- **Given data**
- - -

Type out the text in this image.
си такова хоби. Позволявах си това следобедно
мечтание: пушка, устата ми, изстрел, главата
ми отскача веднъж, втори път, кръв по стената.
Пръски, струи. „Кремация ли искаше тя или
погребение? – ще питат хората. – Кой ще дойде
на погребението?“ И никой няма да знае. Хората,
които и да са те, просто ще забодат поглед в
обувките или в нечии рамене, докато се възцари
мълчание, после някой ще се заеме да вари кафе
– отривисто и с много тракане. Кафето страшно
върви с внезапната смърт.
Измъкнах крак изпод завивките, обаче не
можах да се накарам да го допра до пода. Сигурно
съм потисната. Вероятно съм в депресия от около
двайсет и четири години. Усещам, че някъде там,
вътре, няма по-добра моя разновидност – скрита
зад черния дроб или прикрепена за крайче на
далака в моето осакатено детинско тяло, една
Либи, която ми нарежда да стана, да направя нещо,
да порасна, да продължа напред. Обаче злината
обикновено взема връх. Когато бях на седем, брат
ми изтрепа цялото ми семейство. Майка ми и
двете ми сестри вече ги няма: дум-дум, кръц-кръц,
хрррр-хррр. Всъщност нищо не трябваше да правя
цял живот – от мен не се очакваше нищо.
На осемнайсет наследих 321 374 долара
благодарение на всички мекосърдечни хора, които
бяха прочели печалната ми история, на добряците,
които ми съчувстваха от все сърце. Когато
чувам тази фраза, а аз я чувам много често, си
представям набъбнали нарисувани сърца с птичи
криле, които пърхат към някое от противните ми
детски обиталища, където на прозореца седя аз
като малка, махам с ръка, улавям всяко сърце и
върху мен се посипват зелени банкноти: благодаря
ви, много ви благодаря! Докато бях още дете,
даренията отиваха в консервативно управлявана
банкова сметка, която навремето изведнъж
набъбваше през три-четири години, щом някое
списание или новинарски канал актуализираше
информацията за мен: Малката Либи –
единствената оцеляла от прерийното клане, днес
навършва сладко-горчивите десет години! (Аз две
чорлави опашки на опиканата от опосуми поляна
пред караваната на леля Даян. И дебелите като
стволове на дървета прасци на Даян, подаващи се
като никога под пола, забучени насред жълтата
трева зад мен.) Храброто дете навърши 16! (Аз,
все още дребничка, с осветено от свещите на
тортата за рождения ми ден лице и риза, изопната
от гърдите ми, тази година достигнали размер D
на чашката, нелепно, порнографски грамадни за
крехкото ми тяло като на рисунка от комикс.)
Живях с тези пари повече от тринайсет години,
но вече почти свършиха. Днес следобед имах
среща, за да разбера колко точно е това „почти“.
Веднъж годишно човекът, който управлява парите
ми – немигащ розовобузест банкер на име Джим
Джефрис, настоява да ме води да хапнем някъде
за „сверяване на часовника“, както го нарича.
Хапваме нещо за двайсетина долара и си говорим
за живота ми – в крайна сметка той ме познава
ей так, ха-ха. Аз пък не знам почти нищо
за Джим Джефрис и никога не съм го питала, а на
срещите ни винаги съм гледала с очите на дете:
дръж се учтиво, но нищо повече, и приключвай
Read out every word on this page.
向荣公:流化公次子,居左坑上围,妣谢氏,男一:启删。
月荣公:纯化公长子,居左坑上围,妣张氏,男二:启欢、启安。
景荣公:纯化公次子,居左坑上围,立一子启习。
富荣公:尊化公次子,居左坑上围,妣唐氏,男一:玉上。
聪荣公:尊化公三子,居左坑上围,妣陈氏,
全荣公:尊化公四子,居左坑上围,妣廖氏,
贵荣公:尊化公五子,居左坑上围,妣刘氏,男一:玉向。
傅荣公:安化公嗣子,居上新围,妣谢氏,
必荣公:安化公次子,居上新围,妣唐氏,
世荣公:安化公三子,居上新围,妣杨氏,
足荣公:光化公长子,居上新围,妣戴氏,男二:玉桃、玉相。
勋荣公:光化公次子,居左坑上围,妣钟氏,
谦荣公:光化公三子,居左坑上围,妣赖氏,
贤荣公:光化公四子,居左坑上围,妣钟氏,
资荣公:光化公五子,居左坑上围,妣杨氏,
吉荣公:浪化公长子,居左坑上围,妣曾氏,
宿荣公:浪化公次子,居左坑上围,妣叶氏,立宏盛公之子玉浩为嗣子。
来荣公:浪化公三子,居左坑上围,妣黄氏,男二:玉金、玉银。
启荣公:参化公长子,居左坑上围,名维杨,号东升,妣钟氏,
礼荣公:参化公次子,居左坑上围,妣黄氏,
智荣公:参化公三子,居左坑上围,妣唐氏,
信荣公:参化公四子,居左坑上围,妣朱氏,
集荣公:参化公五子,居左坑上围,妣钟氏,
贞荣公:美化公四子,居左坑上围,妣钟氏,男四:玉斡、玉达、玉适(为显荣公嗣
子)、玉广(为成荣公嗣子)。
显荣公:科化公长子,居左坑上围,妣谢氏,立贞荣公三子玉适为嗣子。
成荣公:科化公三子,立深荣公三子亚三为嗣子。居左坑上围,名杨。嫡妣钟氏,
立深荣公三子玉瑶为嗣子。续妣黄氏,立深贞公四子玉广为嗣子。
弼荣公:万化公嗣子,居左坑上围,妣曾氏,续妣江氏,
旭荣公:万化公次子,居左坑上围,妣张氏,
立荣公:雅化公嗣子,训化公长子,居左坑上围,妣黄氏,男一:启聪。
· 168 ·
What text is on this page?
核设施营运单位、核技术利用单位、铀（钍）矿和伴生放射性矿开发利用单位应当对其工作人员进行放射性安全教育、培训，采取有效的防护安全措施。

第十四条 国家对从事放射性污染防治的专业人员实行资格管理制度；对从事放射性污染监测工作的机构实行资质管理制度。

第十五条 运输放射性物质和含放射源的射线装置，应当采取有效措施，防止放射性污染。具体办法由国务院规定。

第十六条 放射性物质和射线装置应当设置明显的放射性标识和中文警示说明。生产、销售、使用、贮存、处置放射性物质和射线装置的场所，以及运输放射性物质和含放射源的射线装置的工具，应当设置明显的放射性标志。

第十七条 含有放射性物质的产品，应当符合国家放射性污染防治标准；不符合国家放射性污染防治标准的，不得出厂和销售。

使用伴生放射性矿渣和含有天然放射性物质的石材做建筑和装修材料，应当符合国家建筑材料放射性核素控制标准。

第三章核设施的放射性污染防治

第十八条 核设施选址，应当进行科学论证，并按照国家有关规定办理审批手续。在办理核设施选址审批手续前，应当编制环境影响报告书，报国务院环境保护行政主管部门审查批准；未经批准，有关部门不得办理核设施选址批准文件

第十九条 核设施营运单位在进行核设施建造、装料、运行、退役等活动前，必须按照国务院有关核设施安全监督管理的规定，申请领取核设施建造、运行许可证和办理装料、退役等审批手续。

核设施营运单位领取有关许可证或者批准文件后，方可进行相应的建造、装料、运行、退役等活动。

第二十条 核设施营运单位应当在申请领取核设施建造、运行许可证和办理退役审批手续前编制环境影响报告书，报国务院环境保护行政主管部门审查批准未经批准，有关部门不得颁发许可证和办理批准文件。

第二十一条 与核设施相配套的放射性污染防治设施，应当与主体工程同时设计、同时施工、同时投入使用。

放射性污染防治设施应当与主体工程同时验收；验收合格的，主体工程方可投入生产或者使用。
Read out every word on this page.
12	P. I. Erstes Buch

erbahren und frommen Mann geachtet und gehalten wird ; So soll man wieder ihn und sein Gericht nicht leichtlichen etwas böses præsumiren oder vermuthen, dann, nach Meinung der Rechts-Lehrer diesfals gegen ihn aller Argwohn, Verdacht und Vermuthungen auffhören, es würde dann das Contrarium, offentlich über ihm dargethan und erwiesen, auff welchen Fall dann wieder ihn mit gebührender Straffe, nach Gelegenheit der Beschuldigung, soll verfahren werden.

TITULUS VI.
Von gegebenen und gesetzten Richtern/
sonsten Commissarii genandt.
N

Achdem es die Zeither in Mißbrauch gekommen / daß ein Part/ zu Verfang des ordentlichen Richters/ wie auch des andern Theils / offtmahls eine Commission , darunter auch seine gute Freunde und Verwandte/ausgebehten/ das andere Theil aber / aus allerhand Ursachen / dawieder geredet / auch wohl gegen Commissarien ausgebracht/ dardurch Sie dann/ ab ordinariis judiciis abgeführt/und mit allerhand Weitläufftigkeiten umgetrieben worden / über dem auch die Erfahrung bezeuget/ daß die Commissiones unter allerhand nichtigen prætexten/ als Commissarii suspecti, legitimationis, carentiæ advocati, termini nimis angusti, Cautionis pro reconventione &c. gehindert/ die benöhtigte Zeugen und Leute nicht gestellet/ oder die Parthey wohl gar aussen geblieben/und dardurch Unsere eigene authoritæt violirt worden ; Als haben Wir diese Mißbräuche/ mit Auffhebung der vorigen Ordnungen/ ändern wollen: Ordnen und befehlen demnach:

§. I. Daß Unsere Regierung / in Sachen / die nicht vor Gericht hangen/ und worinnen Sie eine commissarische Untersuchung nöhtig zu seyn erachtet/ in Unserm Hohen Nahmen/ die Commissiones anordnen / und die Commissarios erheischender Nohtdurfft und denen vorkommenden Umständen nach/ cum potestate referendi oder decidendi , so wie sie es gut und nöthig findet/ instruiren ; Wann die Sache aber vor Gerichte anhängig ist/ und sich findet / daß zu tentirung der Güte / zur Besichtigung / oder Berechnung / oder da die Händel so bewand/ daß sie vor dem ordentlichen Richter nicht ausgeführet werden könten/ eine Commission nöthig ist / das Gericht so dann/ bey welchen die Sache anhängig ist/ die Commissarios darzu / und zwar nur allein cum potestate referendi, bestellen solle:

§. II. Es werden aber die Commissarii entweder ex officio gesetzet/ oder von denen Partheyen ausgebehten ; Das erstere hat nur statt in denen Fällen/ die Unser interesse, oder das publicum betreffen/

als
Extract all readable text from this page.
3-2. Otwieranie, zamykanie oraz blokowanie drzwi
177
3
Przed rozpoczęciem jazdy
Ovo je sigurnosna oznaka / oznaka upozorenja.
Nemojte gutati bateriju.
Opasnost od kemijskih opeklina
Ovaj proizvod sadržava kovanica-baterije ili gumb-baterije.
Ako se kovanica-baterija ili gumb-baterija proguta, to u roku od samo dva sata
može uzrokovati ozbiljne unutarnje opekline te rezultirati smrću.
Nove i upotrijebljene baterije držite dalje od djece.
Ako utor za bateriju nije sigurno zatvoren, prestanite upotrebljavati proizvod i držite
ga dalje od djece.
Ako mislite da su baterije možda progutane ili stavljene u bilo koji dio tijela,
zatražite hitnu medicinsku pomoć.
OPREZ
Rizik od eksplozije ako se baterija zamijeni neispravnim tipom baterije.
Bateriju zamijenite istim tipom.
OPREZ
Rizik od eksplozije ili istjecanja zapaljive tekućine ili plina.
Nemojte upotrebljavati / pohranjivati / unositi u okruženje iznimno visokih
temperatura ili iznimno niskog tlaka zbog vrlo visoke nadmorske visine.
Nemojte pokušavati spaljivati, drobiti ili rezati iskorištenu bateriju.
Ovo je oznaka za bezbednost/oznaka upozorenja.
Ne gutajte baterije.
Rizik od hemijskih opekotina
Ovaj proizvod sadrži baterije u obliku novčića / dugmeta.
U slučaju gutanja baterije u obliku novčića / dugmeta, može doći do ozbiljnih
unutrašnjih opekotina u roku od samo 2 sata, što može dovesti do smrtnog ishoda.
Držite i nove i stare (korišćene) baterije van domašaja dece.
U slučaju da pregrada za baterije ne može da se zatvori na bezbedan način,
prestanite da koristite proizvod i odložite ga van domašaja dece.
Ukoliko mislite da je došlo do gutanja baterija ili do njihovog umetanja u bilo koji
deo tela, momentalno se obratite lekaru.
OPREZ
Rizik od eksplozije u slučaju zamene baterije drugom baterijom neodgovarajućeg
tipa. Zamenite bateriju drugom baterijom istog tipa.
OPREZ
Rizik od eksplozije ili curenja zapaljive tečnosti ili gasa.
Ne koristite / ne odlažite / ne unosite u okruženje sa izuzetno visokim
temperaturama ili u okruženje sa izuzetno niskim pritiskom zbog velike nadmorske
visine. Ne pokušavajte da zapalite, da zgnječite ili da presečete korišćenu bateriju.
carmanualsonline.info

- - -

- **Exercise aim**
Identify every line where the string "samo" appears.

- **Exercise solution**
Ako se kovanica-baterija ili gumb-baterija proguta, to u roku od samo dva sata
unutrašnjih opekotina u roku od samo 2 sata, što može dovesti do smrtnog ishoda.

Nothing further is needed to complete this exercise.